**Do this:** Copy out all the lines exactly. Omit pictures.

**Input data:**
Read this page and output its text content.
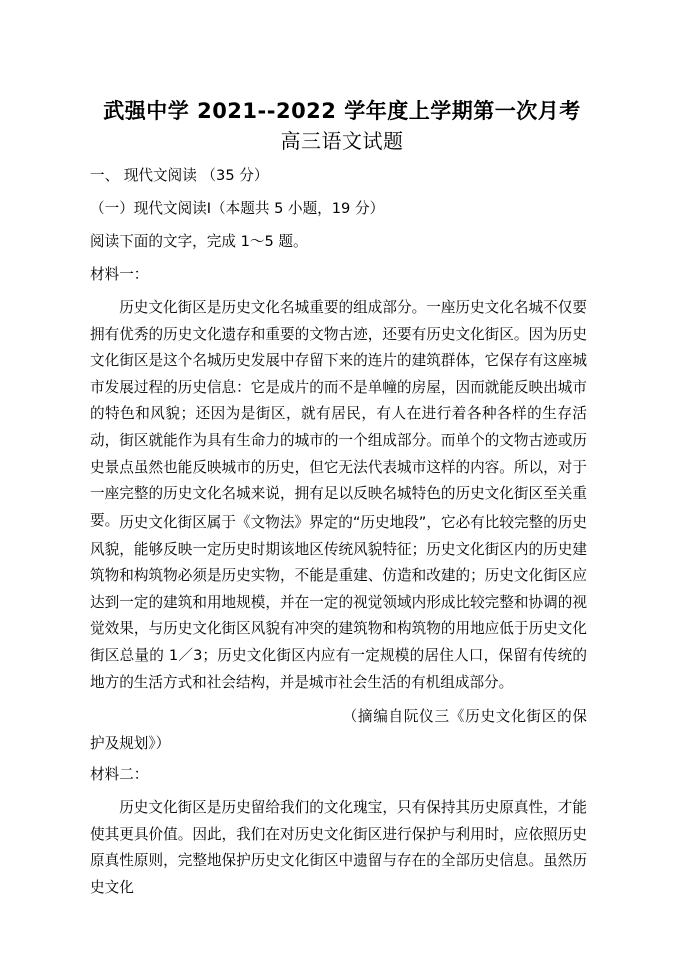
武强中学 2021--2022 学年度上学期第一次月考
高三语文试题
一、 现代文阅读 （35 分）
（一）现代文阅读Ⅰ（本题共 5 小题，19 分）
阅读下面的文字，完成 1～5 题。
材料一：
历史文化街区是历史文化名城重要的组成部分。一座历史文化名城不仅要拥有优秀的历史文化遗存和重要的文物古迹，还要有历史文化街区。因为历史文化街区是这个名城历史发展中存留下来的连片的建筑群体，它保存有这座城市发展过程的历史信息：它是成片的而不是单幢的房屋，因而就能反映出城市的特色和风貌；还因为是街区，就有居民，有人在进行着各种各样的生存活动，街区就能作为具有生命力的城市的一个组成部分。而单个的文物古迹或历史景点虽然也能反映城市的历史，但它无法代表城市这样的内容。所以，对于一座完整的历史文化名城来说，拥有足以反映名城特色的历史文化街区至关重要。 历史文化街区属于《文物法》界定的“历史地段”，它必有比较完整的历史风貌，能够反映一定历史时期该地区传统风貌特征；历史文化街区内的历史建筑物和构筑物必须是历史实物，不能是重建、仿造和改建的；历史文化街区应达到一定的建筑和用地规模，并在一定的视觉领域内形成比较完整和协调的视觉效果，与历史文化街区风貌有冲突的建筑物和构筑物的用地应低于历史文化街区总量的 1／3；历史文化街区内应有一定规模的居住人口，保留有传统的地方的生活方式和社会结构，并是城市社会生活的有机组成部分。
（摘编自阮仪三《历史文化街区的保护及规划》）
材料二：
历史文化街区是历史留给我们的文化瑰宝，只有保持其历史原真性，才能使其更具价值。因此，我们在对历史文化街区进行保护与利用时，应依照历史原真性原则，完整地保护历史文化街区中遗留与存在的全部历史信息。虽然历史文化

**Exercise output:**
Read this page and output its text content.
武强中学 2021--2022 学年度上学期第一次月考
高三语文试题
一、 现代文阅读 （35 分）
（一）现代文阅读Ⅰ（本题共 5 小题，19 分）
阅读下面的文字，完成 1～5 题。
材料一：
历史文化街区是历史文化名城重要的组成部分。一座历史文化名城不仅要拥有优秀的历史文化遗存和重要的文物古迹，还要有历史文化街区。因为历史文化街区是这个名城历史发展中存留下来的连片的建筑群体，它保存有这座城市发展过程的历史信息：它是成片的而不是单幢的房屋，因而就能反映出城市的特色和风貌；还因为是街区，就有居民，有人在进行着各种各样的生存活动，街区就能作为具有生命力的城市的一个组成部分。而单个的文物古迹或历史景点虽然也能反映城市的历史，但它无法代表城市这样的内容。所以，对于一座完整的历史文化名城来说，拥有足以反映名城特色的历史文化街区至关重要。 历史文化街区属于《文物法》界定的“历史地段”，它必有比较完整的历史风貌，能够反映一定历史时期该地区传统风貌特征；历史文化街区内的历史建筑物和构筑物必须是历史实物，不能是重建、仿造和改建的；历史文化街区应达到一定的建筑和用地规模，并在一定的视觉领域内形成比较完整和协调的视觉效果，与历史文化街区风貌有冲突的建筑物和构筑物的用地应低于历史文化街区总量的 1／3；历史文化街区内应有一定规模的居住人口，保留有传统的地方的生活方式和社会结构，并是城市社会生活的有机组成部分。
（摘编自阮仪三《历史文化街区的保护及规划》）
材料二：
历史文化街区是历史留给我们的文化瑰宝，只有保持其历史原真性，才能使其更具价值。因此，我们在对历史文化街区进行保护与利用时，应依照历史原真性原则，完整地保护历史文化街区中遗留与存在的全部历史信息。虽然历史文化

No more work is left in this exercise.